INFORMATION SHOWN
----

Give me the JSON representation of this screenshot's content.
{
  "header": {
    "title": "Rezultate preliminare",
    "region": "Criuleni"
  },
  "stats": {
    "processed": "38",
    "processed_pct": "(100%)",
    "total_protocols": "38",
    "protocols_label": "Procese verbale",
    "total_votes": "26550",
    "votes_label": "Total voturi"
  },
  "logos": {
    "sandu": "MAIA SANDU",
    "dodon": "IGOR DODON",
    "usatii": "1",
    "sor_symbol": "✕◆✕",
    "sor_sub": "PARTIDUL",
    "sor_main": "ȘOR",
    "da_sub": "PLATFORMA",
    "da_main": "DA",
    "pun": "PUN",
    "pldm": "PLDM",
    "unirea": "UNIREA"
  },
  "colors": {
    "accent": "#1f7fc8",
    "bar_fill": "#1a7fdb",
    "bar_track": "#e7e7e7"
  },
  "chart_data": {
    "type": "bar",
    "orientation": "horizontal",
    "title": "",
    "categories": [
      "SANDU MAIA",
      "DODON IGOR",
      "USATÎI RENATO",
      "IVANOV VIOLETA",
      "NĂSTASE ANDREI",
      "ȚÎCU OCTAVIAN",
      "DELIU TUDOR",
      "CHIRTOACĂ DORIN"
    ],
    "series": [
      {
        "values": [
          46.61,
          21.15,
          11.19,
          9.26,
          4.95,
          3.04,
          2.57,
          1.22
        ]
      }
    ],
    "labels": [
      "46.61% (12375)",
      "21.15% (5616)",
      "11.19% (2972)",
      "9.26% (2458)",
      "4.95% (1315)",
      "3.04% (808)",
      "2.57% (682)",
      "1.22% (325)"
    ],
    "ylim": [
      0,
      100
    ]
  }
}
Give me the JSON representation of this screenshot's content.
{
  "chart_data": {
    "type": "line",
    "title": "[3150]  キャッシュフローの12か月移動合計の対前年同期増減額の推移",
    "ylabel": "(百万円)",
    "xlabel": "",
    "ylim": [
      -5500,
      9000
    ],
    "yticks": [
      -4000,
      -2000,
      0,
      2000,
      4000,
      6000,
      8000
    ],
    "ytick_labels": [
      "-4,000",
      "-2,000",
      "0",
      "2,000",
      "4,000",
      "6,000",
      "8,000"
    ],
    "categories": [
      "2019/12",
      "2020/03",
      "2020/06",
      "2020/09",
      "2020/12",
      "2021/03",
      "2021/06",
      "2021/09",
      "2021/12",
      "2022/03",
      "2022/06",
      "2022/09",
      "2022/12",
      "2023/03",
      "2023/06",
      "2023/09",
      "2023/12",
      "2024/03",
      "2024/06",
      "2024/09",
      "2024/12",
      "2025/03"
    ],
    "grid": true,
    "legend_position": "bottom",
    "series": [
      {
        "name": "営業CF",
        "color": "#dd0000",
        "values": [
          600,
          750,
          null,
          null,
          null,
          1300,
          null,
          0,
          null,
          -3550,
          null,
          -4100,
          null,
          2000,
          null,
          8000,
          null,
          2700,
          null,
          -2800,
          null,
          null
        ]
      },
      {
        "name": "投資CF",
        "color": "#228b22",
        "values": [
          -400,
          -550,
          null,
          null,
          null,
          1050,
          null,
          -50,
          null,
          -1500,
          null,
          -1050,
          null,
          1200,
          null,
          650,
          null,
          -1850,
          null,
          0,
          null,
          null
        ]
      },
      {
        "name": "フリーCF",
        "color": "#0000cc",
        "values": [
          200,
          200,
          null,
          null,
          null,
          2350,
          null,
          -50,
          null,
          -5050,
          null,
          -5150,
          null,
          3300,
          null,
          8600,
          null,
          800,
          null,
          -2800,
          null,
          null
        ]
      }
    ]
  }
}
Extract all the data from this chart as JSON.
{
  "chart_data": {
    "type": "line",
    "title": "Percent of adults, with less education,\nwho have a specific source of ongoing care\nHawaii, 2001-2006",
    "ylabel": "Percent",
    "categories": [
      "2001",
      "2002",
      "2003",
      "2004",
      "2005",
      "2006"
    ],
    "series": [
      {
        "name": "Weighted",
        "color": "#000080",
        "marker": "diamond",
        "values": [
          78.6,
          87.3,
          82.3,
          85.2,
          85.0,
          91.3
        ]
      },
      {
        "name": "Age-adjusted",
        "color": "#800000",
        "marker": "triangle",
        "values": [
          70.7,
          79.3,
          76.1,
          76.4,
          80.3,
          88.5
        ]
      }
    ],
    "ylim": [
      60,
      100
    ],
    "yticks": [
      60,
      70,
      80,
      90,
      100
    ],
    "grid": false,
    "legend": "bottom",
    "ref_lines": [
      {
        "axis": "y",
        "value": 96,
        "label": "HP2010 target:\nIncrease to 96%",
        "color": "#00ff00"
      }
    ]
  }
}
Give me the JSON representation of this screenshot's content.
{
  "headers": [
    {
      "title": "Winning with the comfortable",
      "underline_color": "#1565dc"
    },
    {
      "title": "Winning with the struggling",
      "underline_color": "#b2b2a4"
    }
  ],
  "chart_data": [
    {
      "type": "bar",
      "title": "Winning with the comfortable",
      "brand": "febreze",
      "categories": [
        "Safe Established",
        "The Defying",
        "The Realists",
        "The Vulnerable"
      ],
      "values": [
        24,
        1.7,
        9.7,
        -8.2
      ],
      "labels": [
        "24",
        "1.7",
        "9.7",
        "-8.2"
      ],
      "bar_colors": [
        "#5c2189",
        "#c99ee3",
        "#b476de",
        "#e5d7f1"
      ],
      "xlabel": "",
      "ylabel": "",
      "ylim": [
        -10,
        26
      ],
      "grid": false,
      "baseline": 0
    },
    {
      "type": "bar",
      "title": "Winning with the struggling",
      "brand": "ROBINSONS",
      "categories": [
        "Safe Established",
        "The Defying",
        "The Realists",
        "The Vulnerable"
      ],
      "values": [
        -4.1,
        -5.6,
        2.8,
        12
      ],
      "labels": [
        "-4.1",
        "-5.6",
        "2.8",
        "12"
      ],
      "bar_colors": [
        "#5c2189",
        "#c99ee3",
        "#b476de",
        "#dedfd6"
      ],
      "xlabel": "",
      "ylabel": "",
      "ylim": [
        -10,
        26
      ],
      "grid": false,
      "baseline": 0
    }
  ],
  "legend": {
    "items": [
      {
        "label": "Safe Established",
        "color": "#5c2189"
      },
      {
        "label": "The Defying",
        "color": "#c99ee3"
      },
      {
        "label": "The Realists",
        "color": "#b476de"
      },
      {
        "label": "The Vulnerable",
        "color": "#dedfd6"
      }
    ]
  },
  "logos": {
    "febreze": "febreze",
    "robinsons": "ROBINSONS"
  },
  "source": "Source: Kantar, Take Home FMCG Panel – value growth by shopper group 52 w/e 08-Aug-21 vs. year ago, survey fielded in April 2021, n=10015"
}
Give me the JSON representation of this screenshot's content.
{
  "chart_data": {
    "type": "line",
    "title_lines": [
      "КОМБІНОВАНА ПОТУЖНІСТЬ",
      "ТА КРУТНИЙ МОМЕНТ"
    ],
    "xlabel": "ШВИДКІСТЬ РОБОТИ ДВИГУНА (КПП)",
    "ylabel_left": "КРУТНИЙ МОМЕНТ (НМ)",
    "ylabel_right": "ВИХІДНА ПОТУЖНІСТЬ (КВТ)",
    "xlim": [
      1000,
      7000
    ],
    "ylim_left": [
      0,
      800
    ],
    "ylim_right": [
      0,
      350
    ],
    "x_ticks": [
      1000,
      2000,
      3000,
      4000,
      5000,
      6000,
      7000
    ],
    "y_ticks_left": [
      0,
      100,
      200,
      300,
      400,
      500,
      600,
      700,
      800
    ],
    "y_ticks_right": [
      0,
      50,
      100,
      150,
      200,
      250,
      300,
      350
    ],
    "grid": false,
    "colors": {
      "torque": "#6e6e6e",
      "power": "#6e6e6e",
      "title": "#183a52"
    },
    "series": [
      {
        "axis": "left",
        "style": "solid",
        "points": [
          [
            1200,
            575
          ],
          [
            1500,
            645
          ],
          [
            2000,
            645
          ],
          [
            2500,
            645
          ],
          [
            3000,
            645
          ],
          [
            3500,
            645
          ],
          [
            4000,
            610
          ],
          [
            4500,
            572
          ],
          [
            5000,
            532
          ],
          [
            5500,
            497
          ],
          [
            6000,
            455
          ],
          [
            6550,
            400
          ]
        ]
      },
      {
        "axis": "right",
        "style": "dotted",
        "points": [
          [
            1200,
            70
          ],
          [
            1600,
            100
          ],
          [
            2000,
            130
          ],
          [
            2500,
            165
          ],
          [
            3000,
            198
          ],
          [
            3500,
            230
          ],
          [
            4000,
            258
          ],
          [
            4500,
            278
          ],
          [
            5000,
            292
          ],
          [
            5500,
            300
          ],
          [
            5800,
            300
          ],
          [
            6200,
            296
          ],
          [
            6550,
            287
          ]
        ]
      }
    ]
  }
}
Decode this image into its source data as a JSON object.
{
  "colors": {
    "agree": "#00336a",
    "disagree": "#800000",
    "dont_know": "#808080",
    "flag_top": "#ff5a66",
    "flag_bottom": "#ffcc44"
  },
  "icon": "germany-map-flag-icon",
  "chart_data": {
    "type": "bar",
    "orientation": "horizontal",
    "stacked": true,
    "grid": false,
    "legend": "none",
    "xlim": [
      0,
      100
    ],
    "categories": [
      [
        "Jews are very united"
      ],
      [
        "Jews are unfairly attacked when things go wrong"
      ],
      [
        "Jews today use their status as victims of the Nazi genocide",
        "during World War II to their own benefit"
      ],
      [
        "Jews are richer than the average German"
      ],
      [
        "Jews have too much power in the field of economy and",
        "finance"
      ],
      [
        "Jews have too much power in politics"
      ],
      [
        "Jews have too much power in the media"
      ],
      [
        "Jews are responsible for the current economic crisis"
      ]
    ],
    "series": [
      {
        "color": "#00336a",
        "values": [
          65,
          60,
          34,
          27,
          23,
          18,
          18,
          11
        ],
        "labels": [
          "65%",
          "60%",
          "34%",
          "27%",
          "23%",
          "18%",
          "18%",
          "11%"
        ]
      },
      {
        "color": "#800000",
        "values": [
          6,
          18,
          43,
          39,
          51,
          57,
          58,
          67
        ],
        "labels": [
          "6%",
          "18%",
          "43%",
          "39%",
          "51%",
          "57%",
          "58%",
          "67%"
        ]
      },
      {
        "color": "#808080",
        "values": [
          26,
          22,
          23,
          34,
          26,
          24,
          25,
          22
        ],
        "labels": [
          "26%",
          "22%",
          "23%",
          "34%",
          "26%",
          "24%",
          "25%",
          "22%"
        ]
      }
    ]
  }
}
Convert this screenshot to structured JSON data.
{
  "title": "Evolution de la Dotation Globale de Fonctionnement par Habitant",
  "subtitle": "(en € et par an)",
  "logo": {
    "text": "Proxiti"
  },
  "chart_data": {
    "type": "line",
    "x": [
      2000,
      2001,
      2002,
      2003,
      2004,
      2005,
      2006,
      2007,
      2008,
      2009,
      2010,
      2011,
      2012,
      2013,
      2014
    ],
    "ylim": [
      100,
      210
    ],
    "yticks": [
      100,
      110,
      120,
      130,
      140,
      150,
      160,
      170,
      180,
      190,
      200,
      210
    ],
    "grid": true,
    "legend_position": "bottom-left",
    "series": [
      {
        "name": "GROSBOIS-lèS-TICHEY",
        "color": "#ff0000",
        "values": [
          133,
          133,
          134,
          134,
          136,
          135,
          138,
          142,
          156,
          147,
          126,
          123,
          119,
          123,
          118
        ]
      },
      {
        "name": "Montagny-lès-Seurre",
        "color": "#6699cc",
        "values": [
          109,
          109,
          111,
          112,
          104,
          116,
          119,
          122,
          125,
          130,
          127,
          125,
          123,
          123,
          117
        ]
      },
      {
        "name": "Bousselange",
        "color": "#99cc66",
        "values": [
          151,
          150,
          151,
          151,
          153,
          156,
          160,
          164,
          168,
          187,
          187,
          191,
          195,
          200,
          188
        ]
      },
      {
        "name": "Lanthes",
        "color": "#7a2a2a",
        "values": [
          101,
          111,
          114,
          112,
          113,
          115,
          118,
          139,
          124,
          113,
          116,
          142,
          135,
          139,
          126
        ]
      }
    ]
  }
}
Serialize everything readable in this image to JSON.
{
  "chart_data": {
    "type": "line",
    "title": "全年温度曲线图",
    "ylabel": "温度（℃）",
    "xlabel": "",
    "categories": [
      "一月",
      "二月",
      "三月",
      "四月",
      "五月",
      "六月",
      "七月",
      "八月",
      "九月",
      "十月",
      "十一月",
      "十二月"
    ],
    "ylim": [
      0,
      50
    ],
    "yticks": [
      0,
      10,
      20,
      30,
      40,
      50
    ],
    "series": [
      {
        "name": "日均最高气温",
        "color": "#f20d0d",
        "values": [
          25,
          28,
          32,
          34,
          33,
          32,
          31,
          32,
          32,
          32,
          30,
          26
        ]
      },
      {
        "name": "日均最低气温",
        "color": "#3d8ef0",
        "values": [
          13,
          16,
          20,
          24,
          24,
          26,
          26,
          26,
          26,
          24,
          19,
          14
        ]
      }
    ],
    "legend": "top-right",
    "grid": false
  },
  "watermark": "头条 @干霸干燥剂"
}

----

PROMPT
Search the lines for the word "power" and report how many contain it, by number only.

CORRECT RESULT
4